* Start *
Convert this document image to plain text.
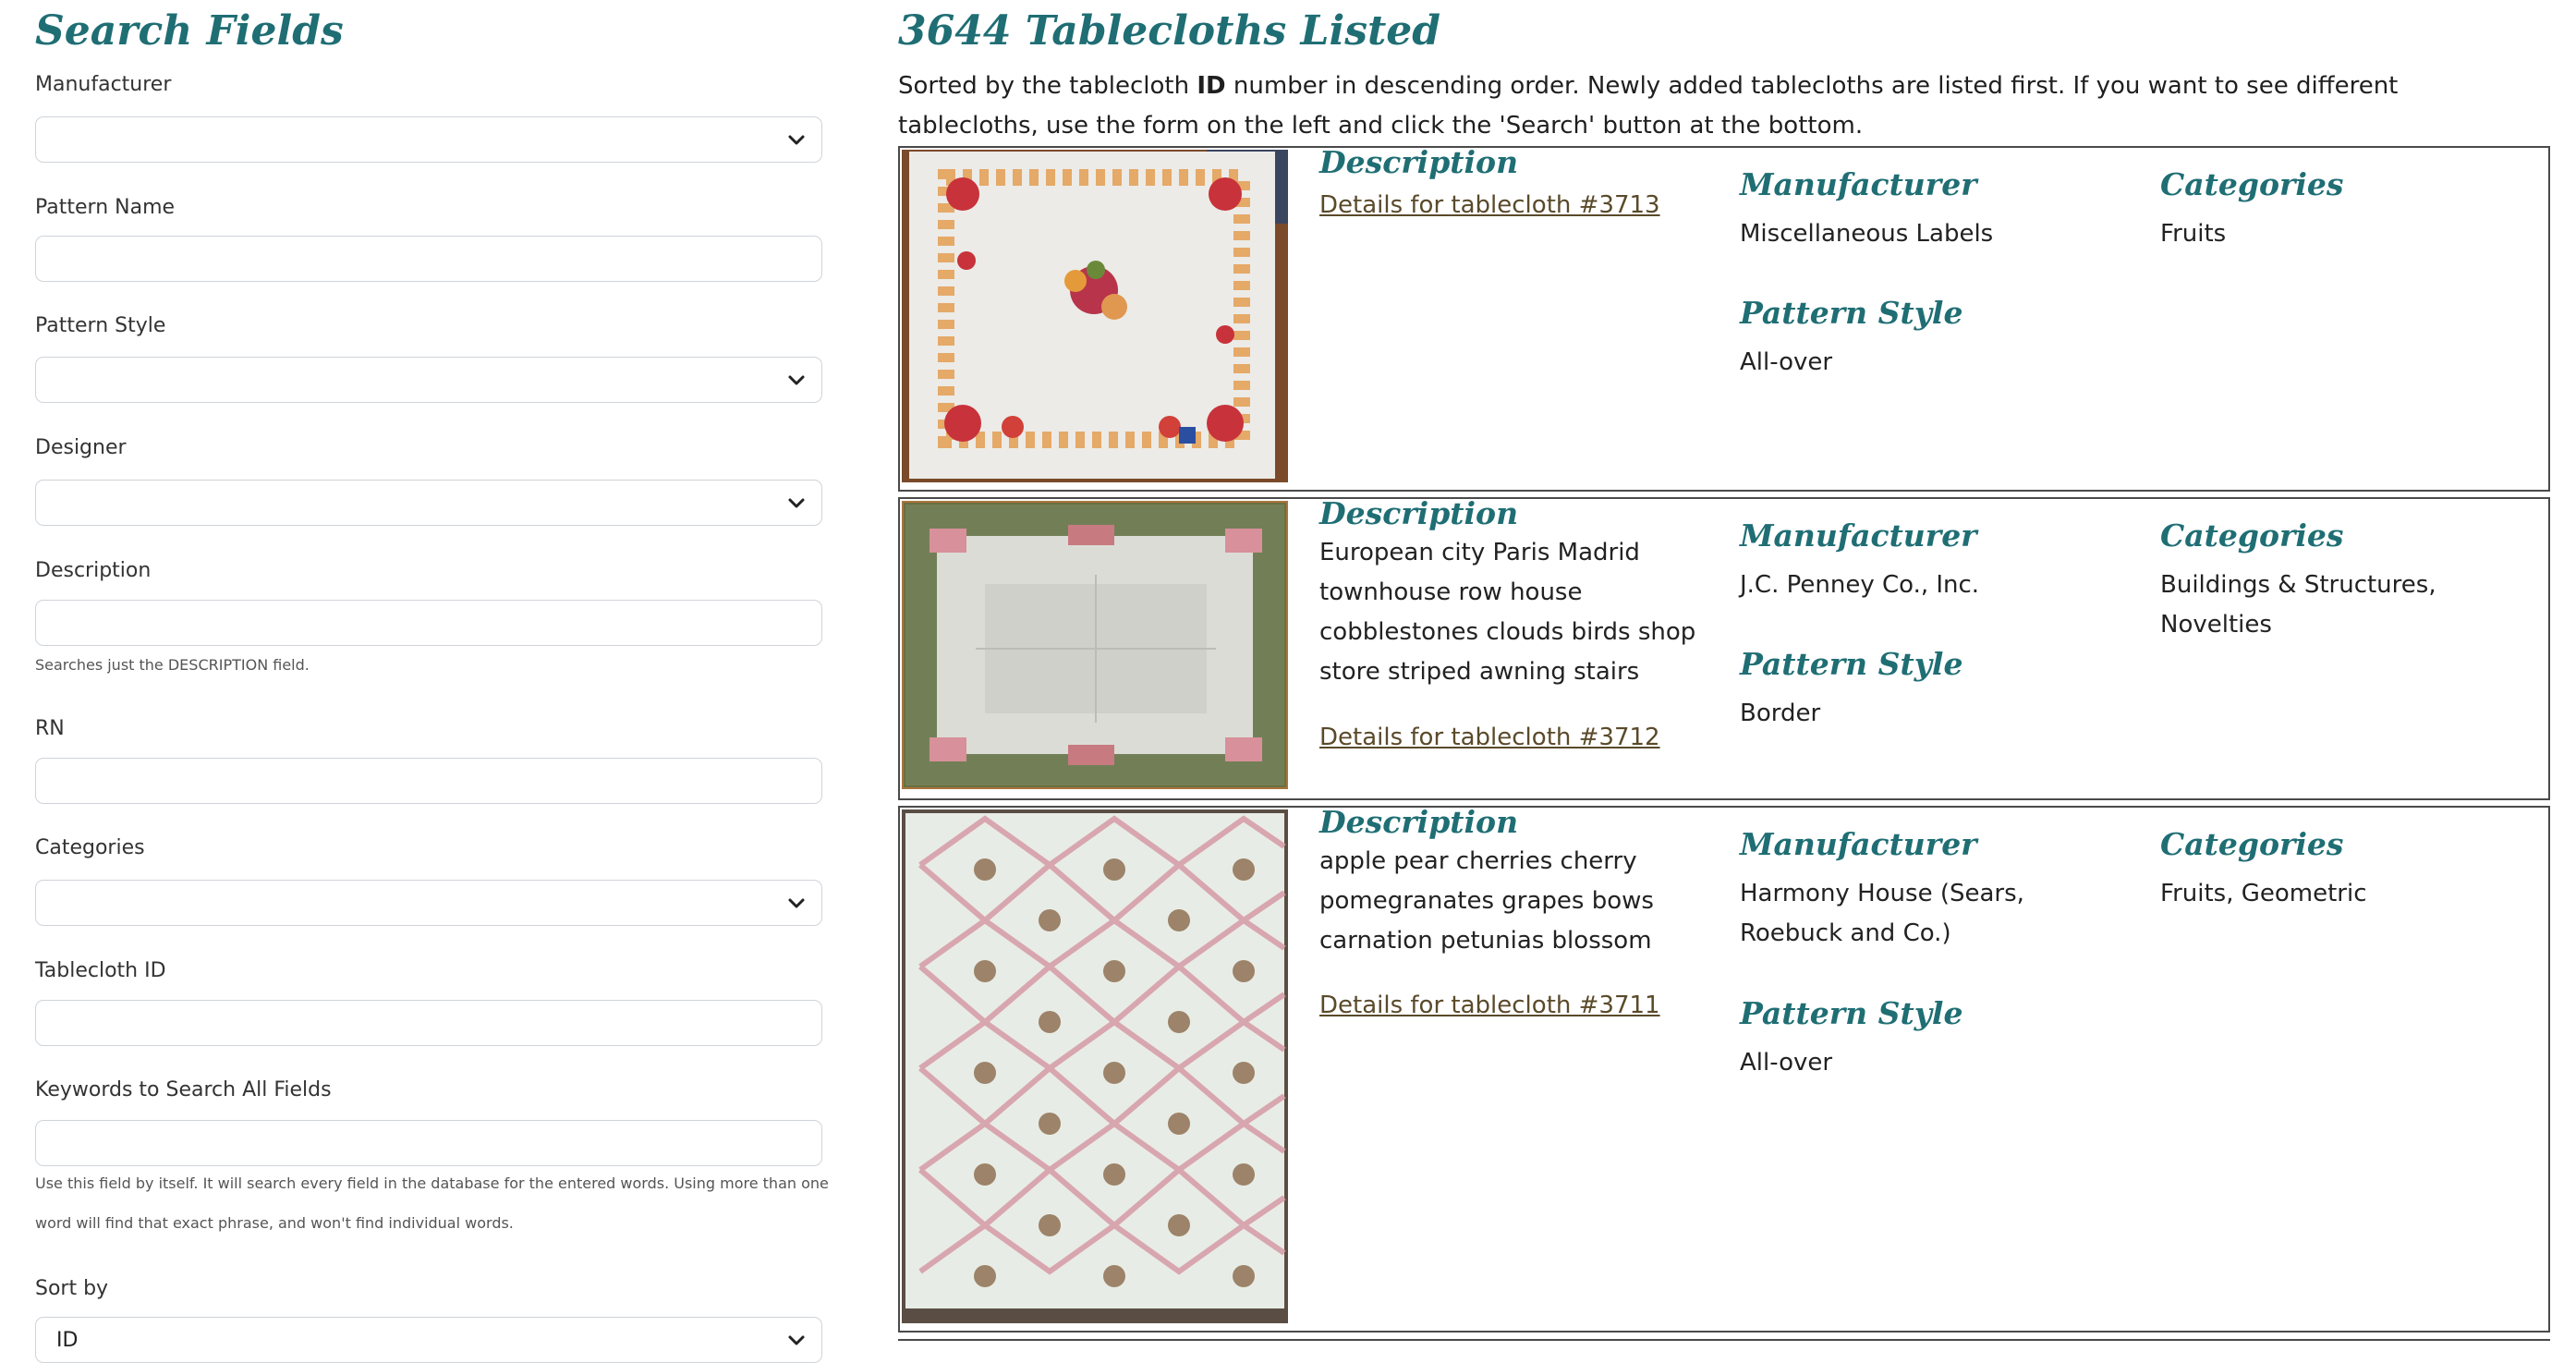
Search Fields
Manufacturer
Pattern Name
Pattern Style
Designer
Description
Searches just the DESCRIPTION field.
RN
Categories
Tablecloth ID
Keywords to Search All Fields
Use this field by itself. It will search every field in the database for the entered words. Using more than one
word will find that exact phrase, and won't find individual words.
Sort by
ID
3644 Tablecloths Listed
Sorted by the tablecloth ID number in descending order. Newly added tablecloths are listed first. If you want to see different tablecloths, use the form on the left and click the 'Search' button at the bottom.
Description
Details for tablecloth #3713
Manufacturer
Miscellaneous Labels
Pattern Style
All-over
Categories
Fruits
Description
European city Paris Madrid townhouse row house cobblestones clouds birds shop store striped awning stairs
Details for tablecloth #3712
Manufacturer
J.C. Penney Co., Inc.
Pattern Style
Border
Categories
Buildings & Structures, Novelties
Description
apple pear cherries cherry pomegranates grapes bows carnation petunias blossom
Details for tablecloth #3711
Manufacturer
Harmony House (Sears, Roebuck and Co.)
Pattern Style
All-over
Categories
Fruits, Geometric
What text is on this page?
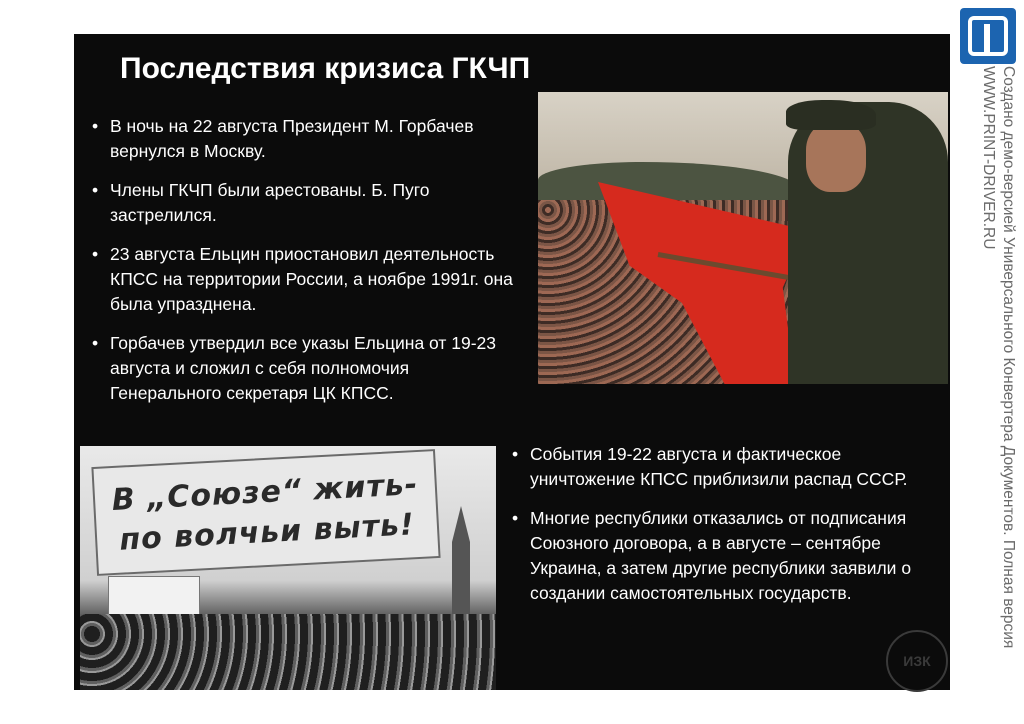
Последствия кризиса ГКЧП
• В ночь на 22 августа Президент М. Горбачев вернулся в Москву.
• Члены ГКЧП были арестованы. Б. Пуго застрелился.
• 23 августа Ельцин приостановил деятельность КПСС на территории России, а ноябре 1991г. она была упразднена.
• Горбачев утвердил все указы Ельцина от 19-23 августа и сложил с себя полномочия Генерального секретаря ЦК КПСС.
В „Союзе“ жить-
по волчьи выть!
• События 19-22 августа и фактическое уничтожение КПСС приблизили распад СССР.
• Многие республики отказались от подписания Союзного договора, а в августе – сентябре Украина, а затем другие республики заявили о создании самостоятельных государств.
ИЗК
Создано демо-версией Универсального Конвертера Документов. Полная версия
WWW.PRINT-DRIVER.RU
* End *
§ **What this task involves**: Except for the pictures, copy every line of the records above exactly.

§ **Expected output**:
Convert this document image to plain text.
Search Fields
Manufacturer
Pattern Name
Pattern Style
Designer
Description
Searches just the DESCRIPTION field.
RN
Categories
Tablecloth ID
Keywords to Search All Fields
Use this field by itself. It will search every field in the database for the entered words. Using more than one
word will find that exact phrase, and won't find individual words.
Sort by
ID
3644 Tablecloths Listed
Sorted by the tablecloth ID number in descending order. Newly added tablecloths are listed first. If you want to see different tablecloths, use the form on the left and click the 'Search' button at the bottom.
Description
Details for tablecloth #3713
Manufacturer
Miscellaneous Labels
Pattern Style
All-over
Categories
Fruits
Description
European city Paris Madrid townhouse row house cobblestones clouds birds shop store striped awning stairs
Details for tablecloth #3712
Manufacturer
J.C. Penney Co., Inc.
Pattern Style
Border
Categories
Buildings & Structures, Novelties
Description
apple pear cherries cherry pomegranates grapes bows carnation petunias blossom
Details for tablecloth #3711
Manufacturer
Harmony House (Sears, Roebuck and Co.)
Pattern Style
All-over
Categories
Fruits, Geometric
What text is on this page?
Последствия кризиса ГКЧП
• В ночь на 22 августа Президент М. Горбачев вернулся в Москву.
• Члены ГКЧП были арестованы. Б. Пуго застрелился.
• 23 августа Ельцин приостановил деятельность КПСС на территории России, а ноябре 1991г. она была упразднена.
• Горбачев утвердил все указы Ельцина от 19-23 августа и сложил с себя полномочия Генерального секретаря ЦК КПСС.
В „Союзе“ жить-
по волчьи выть!
• События 19-22 августа и фактическое уничтожение КПСС приблизили распад СССР.
• Многие республики отказались от подписания Союзного договора, а в августе – сентябре Украина, а затем другие республики заявили о создании самостоятельных государств.
ИЗК
Создано демо-версией Универсального Конвертера Документов. Полная версия
WWW.PRINT-DRIVER.RU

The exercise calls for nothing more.